(AIM OF THE EXERCISE)
Within the records below, find each line that holds the string "color", then copy it.

(MATERIALS PROVIDED)
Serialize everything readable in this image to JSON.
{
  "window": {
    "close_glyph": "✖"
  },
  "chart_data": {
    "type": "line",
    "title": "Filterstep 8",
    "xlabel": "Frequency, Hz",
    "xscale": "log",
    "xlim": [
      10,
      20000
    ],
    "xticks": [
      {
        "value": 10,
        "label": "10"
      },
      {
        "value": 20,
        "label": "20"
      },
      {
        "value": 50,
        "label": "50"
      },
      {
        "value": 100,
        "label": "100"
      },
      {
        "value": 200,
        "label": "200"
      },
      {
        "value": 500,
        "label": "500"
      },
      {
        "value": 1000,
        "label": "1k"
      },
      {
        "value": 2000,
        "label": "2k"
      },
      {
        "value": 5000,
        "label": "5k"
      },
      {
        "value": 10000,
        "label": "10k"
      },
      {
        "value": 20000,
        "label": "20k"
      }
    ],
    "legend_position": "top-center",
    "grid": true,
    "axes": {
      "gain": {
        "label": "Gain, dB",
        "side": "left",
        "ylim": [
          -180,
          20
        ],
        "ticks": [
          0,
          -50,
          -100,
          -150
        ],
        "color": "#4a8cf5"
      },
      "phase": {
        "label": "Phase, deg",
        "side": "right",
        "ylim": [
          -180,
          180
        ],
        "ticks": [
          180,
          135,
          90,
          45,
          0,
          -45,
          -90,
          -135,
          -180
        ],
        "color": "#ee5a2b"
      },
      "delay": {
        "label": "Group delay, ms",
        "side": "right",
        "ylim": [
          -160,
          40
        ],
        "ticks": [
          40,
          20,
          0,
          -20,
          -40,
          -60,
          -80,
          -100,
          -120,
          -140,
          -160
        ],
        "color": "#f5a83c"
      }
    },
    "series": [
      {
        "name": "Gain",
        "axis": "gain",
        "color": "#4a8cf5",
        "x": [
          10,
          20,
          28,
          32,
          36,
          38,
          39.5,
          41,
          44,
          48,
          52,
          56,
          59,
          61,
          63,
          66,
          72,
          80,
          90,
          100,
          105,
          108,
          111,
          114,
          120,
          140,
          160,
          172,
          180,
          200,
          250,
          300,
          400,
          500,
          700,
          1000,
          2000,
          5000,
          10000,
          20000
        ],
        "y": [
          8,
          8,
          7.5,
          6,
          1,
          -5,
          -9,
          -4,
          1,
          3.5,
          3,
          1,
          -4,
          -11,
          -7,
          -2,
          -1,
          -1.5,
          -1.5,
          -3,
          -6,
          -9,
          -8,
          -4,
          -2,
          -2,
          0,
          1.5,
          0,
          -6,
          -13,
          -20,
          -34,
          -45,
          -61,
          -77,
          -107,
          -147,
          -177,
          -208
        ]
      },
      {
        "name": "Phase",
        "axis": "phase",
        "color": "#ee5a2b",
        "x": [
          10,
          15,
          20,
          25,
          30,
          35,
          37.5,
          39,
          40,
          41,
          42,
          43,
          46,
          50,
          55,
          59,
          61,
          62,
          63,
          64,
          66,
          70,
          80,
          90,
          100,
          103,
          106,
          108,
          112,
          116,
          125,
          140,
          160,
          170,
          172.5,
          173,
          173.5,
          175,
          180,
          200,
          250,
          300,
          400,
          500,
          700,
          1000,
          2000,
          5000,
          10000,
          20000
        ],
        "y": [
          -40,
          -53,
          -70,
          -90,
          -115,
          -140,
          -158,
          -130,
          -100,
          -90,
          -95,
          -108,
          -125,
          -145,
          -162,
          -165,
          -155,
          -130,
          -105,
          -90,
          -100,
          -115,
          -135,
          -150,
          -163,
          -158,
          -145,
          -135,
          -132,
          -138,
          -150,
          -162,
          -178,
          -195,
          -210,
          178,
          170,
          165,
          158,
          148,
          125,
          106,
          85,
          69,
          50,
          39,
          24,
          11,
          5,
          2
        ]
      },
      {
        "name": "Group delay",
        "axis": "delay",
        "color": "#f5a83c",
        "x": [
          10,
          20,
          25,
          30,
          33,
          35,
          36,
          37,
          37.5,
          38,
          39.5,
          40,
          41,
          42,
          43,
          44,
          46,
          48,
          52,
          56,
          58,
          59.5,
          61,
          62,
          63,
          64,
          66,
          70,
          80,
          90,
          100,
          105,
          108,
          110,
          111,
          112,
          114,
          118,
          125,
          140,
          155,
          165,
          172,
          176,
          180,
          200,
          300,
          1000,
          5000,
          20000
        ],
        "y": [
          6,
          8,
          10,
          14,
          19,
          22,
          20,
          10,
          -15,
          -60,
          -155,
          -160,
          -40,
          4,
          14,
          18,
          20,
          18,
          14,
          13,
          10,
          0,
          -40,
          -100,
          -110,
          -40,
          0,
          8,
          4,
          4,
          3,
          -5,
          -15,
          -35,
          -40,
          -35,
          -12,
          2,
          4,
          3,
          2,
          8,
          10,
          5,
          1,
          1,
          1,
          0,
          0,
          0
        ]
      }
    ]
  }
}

(OUTPUT OF THE TASK)
        "color": "#4a8cf5"
        "color": "#ee5a2b"
        "color": "#f5a83c"
        "color": "#4a8cf5",
        "color": "#ee5a2b",
        "color": "#f5a83c",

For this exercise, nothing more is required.